◆ Dataset

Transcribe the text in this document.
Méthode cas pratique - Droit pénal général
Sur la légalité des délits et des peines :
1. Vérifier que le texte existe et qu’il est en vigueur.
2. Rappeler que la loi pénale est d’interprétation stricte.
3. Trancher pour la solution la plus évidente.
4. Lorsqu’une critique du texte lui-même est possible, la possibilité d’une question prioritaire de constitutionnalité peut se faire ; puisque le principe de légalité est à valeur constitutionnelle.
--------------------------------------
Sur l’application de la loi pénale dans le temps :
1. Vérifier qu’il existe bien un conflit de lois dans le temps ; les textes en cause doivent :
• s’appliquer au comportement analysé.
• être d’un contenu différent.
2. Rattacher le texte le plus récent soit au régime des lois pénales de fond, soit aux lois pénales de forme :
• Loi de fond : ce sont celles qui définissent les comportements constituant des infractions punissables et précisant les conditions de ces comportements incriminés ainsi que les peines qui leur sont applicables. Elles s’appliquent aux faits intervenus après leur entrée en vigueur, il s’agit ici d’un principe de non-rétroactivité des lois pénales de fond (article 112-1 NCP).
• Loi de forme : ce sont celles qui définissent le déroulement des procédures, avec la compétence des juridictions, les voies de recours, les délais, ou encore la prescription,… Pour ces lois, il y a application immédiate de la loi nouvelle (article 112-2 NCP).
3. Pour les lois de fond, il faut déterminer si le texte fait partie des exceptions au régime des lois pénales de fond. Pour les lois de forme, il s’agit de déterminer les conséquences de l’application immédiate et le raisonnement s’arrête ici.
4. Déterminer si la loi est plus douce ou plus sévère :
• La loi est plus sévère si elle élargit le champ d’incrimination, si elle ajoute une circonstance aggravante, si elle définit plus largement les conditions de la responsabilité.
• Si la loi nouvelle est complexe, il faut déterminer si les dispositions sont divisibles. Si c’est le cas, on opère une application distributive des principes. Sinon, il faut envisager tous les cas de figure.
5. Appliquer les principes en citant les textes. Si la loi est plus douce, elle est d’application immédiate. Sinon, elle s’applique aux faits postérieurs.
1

◆ What you have to do
The records above are to be copied in full, exactly as written.

◆ Worked solution
Transcribe the text in this document.
Méthode cas pratique - Droit pénal général
Sur la légalité des délits et des peines :
1. Vérifier que le texte existe et qu’il est en vigueur.
2. Rappeler que la loi pénale est d’interprétation stricte.
3. Trancher pour la solution la plus évidente.
4. Lorsqu’une critique du texte lui-même est possible, la possibilité d’une question prioritaire de constitutionnalité peut se faire ; puisque le principe de légalité est à valeur constitutionnelle.
--------------------------------------
Sur l’application de la loi pénale dans le temps :
1. Vérifier qu’il existe bien un conflit de lois dans le temps ; les textes en cause doivent :
• s’appliquer au comportement analysé.
• être d’un contenu différent.
2. Rattacher le texte le plus récent soit au régime des lois pénales de fond, soit aux lois pénales de forme :
• Loi de fond : ce sont celles qui définissent les comportements constituant des infractions punissables et précisant les conditions de ces comportements incriminés ainsi que les peines qui leur sont applicables. Elles s’appliquent aux faits intervenus après leur entrée en vigueur, il s’agit ici d’un principe de non-rétroactivité des lois pénales de fond (article 112-1 NCP).
• Loi de forme : ce sont celles qui définissent le déroulement des procédures, avec la compétence des juridictions, les voies de recours, les délais, ou encore la prescription,… Pour ces lois, il y a application immédiate de la loi nouvelle (article 112-2 NCP).
3. Pour les lois de fond, il faut déterminer si le texte fait partie des exceptions au régime des lois pénales de fond. Pour les lois de forme, il s’agit de déterminer les conséquences de l’application immédiate et le raisonnement s’arrête ici.
4. Déterminer si la loi est plus douce ou plus sévère :
• La loi est plus sévère si elle élargit le champ d’incrimination, si elle ajoute une circonstance aggravante, si elle définit plus largement les conditions de la responsabilité.
• Si la loi nouvelle est complexe, il faut déterminer si les dispositions sont divisibles. Si c’est le cas, on opère une application distributive des principes. Sinon, il faut envisager tous les cas de figure.
5. Appliquer les principes en citant les textes. Si la loi est plus douce, elle est d’application immédiate. Sinon, elle s’applique aux faits postérieurs.
1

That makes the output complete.